■ **Dataset records**:

================

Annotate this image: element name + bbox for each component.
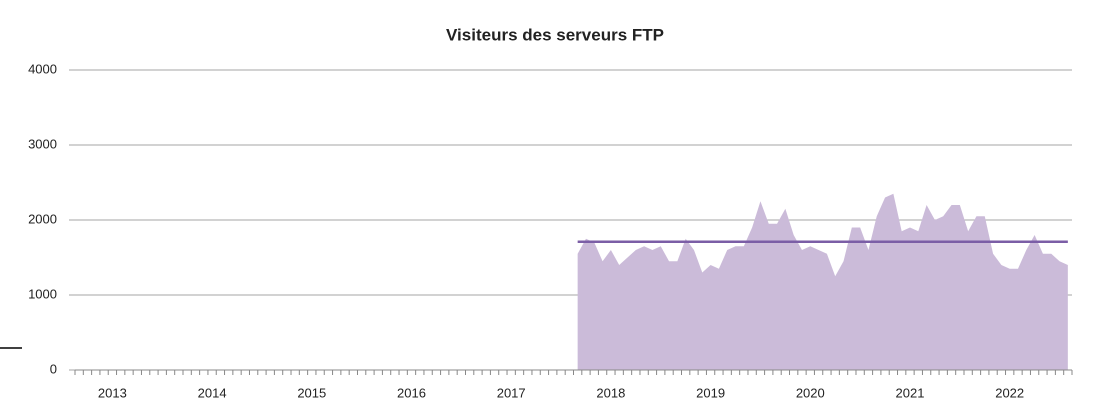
y-tick-label: 1000: [28, 286, 57, 301]
x-tick-label: 2021: [896, 385, 925, 400]
x-tick-label: 2019: [696, 385, 725, 400]
y-tick-label: 2000: [28, 211, 57, 226]
area: [577, 193, 1068, 370]
x-tick-label: 2014: [198, 385, 227, 400]
x-tick-label: 2016: [397, 385, 426, 400]
y-tick-label: 3000: [28, 136, 57, 151]
x-tick-label: 2017: [497, 385, 526, 400]
chart-title: Visiteurs des serveurs FTP: [446, 25, 664, 44]
x-tick-label: 2020: [796, 385, 825, 400]
y-tick-label: 0: [50, 361, 57, 376]
x-tick-label: 2018: [596, 385, 625, 400]
x-tick-label: 2022: [995, 385, 1024, 400]
y-tick-label: 4000: [28, 61, 57, 76]
x-tick-label: 2015: [297, 385, 326, 400]
x-tick-label: 2013: [98, 385, 127, 400]
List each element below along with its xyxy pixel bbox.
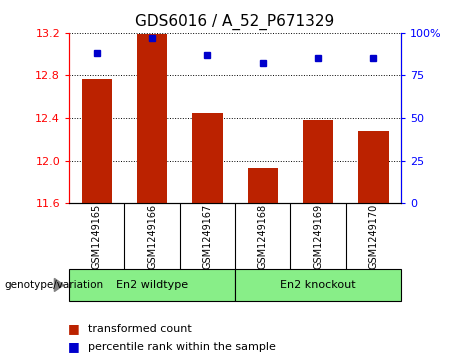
Bar [137,34,167,203]
Text: transformed count: transformed count [88,323,191,334]
Text: GSM1249169: GSM1249169 [313,203,323,269]
Text: GSM1249165: GSM1249165 [92,203,102,269]
Text: GSM1249168: GSM1249168 [258,203,268,269]
Text: percentile rank within the sample: percentile rank within the sample [88,342,276,352]
Text: GSM1249170: GSM1249170 [368,203,378,269]
Text: ■: ■ [68,340,80,353]
Bar [82,78,112,203]
Bar [192,113,223,203]
Text: GSM1249167: GSM1249167 [202,203,213,269]
Polygon shape [54,278,64,291]
Text: En2 wildtype: En2 wildtype [116,280,188,290]
Title: GDS6016 / A_52_P671329: GDS6016 / A_52_P671329 [136,14,335,30]
Bar [69,269,235,301]
Bar [235,269,401,301]
Text: En2 knockout: En2 knockout [280,280,356,290]
Text: genotype/variation: genotype/variation [5,280,104,290]
Bar [303,120,333,203]
Bar [358,131,389,203]
Bar [248,168,278,203]
Text: ■: ■ [68,322,80,335]
Text: GSM1249166: GSM1249166 [147,203,157,269]
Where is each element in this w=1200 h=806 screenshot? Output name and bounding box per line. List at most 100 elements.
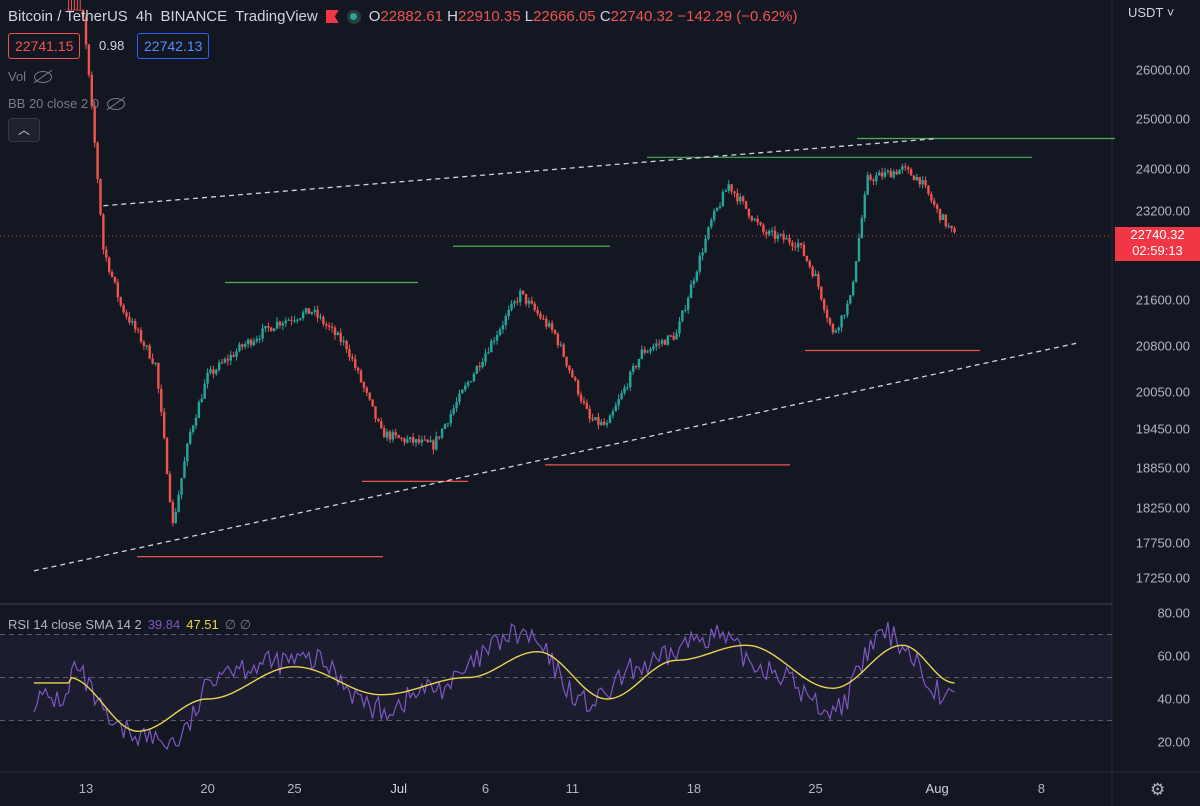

================

■ **Your instructions**: Could you rewrite all the data above as a numbered list, leaving out blank lines and any pictures?

■ **Exercise answer**:
1. Annotate this image: element name + bbox for each component.
2. y-tick-label: 1000: [28, 286, 57, 301]
3. x-tick-label: 2021: [896, 385, 925, 400]
4. x-tick-label: 2019: [696, 385, 725, 400]
5. y-tick-label: 2000: [28, 211, 57, 226]
6. area: [577, 193, 1068, 370]
7. x-tick-label: 2014: [198, 385, 227, 400]
8. x-tick-label: 2016: [397, 385, 426, 400]
9. y-tick-label: 3000: [28, 136, 57, 151]
10. x-tick-label: 2017: [497, 385, 526, 400]
11. chart-title: Visiteurs des serveurs FTP: [446, 25, 664, 44]
12. x-tick-label: 2020: [796, 385, 825, 400]
13. y-tick-label: 0: [50, 361, 57, 376]
14. x-tick-label: 2018: [596, 385, 625, 400]
15. x-tick-label: 2022: [995, 385, 1024, 400]
16. y-tick-label: 4000: [28, 61, 57, 76]
17. x-tick-label: 2015: [297, 385, 326, 400]
18. x-tick-label: 2013: [98, 385, 127, 400]
19. List each element below along with its xyxy pixel bbox.
20. Bar [137,34,167,203]
21. Text: transformed count: transformed count [88,323,191,334]
22. Text: GSM1249169: GSM1249169 [313,203,323,269]
23. Text: GSM1249165: GSM1249165 [92,203,102,269]
24. Text: GSM1249168: GSM1249168 [258,203,268,269]
25. Text: percentile rank within the sample: percentile rank within the sample [88,342,276,352]
26. Text: GSM1249170: GSM1249170 [368,203,378,269]
27. Text: ■: ■ [68,340,80,353]
28. Bar [82,78,112,203]
29. Bar [192,113,223,203]
30. Text: GSM1249167: GSM1249167 [202,203,213,269]
31. Polygon shape [54,278,64,291]
32. Text: En2 wildtype: En2 wildtype [116,280,188,290]
33. Title: GDS6016 / A_52_P671329: GDS6016 / A_52_P671329 [136,14,335,30]
34. Bar [69,269,235,301]
35. Bar [235,269,401,301]
36. Text: En2 knockout: En2 knockout [280,280,356,290]
37. Text: genotype/variation: genotype/variation [5,280,104,290]
38. Bar [303,120,333,203]
39. Bar [358,131,389,203]
40. Bar [248,168,278,203]
41. Text: ■: ■ [68,322,80,335]
42. Text: GSM1249166: GSM1249166 [147,203,157,269]
43. Where is each element in this w=1200 h=806 screenshot? Output name and bounding box per line. List at most 100 elements.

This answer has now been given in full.